◆ Work task: Would you please copy every line from the records that contains the word "risk"?

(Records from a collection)
--------------------------------------------------

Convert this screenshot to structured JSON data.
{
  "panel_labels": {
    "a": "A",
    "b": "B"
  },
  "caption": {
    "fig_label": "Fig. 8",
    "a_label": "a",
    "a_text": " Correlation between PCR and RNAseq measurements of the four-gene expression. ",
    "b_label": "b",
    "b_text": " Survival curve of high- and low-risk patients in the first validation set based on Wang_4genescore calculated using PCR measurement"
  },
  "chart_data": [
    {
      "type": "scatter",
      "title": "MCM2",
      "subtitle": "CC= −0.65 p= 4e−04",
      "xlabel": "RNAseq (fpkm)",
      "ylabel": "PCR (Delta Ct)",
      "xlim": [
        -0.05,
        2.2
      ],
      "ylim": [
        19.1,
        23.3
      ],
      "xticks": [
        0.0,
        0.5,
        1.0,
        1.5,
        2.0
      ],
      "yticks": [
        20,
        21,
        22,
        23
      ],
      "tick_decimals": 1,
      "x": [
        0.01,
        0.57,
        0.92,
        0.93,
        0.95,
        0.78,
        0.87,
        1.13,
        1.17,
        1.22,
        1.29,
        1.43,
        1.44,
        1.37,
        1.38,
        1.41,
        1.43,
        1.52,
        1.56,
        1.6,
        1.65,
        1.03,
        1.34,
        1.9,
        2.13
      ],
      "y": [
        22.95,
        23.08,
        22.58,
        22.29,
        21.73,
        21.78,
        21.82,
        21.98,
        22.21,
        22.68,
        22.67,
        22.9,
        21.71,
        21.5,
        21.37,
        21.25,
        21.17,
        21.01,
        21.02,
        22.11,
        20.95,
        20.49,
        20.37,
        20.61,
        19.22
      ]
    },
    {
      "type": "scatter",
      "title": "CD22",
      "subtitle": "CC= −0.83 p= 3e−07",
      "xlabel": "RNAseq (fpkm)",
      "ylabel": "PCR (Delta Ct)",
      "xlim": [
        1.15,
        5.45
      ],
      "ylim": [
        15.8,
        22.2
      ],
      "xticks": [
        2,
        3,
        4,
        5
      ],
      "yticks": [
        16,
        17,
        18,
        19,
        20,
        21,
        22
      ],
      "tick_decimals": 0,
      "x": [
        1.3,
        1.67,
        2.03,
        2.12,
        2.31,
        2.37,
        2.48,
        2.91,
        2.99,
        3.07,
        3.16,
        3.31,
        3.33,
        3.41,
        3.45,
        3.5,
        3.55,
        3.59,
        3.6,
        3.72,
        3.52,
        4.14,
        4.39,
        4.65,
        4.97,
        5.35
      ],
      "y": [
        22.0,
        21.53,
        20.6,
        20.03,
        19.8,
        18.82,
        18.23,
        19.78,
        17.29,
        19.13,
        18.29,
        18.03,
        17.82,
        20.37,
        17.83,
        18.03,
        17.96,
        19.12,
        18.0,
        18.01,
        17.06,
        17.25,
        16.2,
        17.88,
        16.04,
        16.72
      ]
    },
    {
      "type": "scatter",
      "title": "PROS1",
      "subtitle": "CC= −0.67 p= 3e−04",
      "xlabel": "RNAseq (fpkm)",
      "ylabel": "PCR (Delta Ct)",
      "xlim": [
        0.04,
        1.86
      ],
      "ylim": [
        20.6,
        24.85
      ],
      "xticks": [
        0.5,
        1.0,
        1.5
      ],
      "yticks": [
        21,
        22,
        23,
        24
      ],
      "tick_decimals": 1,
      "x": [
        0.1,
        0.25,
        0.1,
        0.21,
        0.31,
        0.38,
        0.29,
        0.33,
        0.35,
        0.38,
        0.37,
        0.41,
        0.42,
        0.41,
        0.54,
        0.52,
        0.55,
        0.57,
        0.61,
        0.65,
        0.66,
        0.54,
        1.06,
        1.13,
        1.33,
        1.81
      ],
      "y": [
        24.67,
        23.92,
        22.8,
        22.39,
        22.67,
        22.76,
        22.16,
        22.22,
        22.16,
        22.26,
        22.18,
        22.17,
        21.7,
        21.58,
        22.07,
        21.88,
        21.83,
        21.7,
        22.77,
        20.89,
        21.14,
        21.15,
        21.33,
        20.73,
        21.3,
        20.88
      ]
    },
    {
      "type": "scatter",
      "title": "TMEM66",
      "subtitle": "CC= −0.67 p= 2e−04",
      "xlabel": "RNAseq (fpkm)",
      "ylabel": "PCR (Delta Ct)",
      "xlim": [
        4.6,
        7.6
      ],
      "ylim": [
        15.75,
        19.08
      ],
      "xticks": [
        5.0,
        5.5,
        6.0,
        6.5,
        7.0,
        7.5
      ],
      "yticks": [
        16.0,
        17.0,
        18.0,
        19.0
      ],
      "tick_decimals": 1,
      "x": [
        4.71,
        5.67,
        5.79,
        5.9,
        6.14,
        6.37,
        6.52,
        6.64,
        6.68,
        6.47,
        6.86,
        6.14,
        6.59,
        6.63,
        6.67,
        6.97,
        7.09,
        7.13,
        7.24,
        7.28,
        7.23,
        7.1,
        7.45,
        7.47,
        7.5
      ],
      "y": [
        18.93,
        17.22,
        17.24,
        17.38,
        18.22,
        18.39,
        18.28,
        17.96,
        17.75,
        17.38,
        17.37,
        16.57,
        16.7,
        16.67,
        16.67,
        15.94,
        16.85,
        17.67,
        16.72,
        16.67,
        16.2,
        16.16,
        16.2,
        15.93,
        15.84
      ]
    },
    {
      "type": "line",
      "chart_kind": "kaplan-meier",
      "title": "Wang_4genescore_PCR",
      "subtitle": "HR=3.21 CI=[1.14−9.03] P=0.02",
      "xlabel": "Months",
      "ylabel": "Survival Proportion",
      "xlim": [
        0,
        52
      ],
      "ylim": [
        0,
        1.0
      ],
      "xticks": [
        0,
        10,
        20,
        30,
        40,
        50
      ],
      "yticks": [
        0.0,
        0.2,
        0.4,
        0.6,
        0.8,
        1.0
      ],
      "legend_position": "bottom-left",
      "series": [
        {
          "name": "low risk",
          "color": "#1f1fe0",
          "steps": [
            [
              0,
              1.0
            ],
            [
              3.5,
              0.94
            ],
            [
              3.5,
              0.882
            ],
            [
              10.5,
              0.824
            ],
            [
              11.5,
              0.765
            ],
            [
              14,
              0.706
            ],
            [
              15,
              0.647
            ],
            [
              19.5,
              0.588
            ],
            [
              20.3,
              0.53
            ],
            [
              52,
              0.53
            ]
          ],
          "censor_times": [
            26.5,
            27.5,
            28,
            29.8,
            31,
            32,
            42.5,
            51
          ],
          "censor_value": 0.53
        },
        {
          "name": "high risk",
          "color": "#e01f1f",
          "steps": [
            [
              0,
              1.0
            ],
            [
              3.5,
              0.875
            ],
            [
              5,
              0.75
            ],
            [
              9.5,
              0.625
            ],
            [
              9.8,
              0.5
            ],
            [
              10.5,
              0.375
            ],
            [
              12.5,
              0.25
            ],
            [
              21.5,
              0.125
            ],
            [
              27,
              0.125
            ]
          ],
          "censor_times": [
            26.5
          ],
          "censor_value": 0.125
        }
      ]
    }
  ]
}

--------------------------------------------------

◆ Problem solution:
    "b_text": " Survival curve of high- and low-risk patients in the first validation set based on Wang_4genescore calculated using PCR measurement"
          "name": "low risk",
          "name": "high risk",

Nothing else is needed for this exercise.